**Aim**
Check each line for the word "anual" and report how many have it. Give nothing else.

Records excerpted from a collection:
+===+
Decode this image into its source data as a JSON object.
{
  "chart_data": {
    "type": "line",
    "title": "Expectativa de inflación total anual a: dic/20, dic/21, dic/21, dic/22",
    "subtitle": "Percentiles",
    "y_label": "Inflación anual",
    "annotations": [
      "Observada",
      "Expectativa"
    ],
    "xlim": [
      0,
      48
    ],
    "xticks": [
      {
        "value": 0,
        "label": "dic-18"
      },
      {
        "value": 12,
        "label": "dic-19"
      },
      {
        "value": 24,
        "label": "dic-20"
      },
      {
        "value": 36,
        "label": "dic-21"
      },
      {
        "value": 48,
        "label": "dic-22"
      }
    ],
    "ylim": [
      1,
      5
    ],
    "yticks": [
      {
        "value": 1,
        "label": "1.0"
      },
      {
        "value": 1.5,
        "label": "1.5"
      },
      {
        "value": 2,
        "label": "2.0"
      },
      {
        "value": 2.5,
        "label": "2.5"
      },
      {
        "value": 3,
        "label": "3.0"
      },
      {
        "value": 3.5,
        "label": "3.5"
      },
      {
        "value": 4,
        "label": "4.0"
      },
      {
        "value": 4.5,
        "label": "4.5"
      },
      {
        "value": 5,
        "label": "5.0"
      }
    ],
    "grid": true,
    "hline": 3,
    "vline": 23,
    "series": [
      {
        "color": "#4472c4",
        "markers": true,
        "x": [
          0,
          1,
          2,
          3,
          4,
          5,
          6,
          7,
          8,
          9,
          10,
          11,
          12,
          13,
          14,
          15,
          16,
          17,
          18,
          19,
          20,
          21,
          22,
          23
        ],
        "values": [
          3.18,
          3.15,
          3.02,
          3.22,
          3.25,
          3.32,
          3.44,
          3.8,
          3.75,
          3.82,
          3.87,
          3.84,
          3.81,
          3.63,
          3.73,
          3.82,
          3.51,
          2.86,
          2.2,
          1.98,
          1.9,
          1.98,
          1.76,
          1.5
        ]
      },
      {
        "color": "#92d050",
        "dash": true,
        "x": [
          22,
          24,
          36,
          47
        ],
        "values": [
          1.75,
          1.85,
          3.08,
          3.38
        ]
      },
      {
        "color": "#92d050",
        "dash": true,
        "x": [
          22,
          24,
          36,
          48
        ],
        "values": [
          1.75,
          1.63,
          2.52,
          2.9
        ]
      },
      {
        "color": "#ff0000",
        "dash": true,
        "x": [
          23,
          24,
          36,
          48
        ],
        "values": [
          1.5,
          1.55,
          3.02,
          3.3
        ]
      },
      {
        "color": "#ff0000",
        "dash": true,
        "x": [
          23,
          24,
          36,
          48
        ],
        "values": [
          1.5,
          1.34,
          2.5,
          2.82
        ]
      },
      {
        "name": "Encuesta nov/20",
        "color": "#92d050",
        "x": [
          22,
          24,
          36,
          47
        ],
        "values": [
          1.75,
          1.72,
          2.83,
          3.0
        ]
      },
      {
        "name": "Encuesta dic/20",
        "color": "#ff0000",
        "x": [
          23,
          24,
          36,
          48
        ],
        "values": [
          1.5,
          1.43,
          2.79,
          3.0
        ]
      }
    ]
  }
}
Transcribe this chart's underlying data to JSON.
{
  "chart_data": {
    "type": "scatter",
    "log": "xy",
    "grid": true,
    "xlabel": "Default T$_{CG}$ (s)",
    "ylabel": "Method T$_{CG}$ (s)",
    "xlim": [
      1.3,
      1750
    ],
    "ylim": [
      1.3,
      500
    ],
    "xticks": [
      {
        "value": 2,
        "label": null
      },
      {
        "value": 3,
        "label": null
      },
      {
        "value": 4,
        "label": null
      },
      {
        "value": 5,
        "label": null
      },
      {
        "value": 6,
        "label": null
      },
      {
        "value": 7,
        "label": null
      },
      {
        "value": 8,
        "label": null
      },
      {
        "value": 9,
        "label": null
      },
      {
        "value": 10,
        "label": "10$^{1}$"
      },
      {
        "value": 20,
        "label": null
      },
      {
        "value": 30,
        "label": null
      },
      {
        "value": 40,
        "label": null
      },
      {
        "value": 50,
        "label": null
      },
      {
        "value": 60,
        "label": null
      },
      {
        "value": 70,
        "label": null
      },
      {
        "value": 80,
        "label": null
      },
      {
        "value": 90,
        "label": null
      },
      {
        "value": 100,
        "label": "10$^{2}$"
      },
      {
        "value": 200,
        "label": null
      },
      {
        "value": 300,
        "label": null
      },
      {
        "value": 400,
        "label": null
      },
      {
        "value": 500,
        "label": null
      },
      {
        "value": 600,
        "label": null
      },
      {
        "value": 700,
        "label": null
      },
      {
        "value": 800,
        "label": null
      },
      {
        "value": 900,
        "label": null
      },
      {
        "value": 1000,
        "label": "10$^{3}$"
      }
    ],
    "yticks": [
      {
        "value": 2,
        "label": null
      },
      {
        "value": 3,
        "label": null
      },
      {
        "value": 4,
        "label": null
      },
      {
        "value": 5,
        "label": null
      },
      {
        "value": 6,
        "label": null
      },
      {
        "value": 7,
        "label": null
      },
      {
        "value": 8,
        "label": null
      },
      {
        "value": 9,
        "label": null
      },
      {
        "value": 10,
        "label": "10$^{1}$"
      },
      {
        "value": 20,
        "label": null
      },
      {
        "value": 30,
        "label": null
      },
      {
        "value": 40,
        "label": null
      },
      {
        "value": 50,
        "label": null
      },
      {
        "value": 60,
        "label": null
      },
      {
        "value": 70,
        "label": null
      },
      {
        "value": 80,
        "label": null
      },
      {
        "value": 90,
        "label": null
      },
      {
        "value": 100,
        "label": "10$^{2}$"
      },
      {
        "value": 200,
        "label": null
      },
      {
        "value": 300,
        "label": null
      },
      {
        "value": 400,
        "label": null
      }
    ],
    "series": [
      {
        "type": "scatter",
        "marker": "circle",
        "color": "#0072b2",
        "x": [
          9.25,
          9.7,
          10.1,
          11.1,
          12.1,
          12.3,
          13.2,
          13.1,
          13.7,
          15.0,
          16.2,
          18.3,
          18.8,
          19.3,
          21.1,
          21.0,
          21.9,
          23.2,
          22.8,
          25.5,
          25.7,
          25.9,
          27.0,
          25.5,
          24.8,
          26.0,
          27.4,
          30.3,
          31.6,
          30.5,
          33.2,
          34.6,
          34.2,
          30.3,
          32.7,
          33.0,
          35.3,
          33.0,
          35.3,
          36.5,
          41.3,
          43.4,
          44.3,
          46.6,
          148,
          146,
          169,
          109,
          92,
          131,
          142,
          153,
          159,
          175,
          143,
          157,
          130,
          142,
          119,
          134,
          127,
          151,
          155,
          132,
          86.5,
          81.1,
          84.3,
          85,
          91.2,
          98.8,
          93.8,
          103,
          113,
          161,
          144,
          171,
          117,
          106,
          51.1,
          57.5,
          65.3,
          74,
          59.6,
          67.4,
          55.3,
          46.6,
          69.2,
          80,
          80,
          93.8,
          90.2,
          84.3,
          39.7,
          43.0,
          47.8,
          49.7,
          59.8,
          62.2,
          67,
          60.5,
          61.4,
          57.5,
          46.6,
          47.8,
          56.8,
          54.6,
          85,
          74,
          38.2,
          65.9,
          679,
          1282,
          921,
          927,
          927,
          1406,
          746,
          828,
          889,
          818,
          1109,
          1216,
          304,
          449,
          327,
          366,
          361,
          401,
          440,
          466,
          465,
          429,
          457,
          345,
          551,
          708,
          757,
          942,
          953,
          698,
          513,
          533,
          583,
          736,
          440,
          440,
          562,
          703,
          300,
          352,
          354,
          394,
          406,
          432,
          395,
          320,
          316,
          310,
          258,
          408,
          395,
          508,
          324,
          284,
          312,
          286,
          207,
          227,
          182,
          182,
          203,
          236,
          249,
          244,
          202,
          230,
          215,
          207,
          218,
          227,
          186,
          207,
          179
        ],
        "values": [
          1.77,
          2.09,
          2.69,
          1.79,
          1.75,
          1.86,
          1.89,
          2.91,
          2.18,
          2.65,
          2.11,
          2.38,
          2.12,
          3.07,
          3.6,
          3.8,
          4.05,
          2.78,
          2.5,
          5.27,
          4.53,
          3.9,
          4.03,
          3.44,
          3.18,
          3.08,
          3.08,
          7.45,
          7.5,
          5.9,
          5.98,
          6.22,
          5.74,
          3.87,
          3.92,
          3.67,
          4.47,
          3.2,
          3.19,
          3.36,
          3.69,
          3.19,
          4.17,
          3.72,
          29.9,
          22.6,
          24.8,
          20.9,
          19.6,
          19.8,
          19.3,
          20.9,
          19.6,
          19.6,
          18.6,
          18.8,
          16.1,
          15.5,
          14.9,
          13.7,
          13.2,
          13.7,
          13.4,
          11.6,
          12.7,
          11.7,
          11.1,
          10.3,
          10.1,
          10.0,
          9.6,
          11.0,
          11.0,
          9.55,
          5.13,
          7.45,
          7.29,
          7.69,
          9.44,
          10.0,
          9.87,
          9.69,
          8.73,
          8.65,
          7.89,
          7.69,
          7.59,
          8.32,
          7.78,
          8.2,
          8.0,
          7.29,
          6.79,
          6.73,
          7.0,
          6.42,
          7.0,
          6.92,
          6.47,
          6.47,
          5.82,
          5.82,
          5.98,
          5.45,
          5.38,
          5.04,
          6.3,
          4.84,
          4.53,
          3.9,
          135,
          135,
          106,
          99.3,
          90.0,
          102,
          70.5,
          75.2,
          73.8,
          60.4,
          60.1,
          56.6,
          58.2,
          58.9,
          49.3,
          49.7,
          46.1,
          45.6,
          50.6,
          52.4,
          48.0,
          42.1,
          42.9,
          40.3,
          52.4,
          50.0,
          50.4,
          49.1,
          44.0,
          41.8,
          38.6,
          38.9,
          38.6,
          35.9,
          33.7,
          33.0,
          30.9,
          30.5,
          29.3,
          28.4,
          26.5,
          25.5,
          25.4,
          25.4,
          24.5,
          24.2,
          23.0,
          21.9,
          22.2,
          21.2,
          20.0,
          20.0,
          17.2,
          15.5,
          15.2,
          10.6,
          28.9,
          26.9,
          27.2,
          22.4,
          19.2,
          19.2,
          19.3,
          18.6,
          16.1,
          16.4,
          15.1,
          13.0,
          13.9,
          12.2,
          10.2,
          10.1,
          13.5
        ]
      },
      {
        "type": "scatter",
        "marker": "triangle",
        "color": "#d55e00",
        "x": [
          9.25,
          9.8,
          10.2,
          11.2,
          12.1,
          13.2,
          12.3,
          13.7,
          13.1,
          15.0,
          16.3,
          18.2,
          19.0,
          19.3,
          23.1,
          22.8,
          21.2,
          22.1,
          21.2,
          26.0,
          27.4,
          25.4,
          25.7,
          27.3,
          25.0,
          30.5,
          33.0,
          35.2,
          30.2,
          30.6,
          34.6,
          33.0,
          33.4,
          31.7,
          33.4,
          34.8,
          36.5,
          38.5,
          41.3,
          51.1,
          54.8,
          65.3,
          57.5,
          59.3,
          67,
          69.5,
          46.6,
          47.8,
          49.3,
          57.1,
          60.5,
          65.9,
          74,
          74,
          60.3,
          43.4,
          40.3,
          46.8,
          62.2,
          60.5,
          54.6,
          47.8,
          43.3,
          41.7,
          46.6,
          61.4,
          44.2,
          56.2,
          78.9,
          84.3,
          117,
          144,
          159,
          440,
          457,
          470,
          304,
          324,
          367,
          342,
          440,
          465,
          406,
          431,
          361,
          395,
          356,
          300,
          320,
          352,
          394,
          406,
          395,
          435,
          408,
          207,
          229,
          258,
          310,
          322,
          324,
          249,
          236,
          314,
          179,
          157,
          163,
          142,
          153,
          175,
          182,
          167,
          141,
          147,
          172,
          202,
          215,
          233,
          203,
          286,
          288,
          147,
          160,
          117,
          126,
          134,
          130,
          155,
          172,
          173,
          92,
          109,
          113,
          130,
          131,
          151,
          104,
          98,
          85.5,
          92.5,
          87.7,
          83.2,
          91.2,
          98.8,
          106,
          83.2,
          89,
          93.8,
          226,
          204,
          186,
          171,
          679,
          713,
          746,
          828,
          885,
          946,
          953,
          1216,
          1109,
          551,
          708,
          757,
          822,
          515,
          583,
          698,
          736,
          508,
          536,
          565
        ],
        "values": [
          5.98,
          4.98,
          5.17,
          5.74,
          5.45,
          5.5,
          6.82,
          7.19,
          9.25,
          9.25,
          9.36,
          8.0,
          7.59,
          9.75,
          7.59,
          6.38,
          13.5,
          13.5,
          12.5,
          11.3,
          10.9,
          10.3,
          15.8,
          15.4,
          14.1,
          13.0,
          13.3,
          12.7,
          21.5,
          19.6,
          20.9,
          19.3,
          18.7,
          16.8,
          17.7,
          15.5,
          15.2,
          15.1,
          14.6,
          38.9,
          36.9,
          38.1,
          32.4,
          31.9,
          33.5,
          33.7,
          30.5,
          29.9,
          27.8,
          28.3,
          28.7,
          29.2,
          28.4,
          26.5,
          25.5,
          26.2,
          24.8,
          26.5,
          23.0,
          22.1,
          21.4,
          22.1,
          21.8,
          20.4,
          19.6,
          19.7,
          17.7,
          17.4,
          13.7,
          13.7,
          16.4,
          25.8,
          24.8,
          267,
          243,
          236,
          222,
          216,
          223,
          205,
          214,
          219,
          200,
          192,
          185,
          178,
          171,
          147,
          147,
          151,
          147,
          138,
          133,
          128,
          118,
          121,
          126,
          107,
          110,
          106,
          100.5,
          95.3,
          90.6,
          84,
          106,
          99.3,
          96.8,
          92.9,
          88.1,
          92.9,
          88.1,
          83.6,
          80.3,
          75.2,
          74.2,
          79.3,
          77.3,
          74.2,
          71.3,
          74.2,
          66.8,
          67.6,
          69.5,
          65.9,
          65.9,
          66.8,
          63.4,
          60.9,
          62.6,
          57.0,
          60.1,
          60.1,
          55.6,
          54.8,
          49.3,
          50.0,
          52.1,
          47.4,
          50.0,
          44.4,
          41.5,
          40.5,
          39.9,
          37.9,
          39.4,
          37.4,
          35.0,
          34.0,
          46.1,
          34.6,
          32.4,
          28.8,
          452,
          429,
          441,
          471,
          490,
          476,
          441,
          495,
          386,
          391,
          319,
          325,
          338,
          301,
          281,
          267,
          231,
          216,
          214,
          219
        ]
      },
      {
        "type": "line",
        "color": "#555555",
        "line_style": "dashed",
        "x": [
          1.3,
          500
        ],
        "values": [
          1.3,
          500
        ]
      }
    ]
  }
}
+===+
**Task answer**
2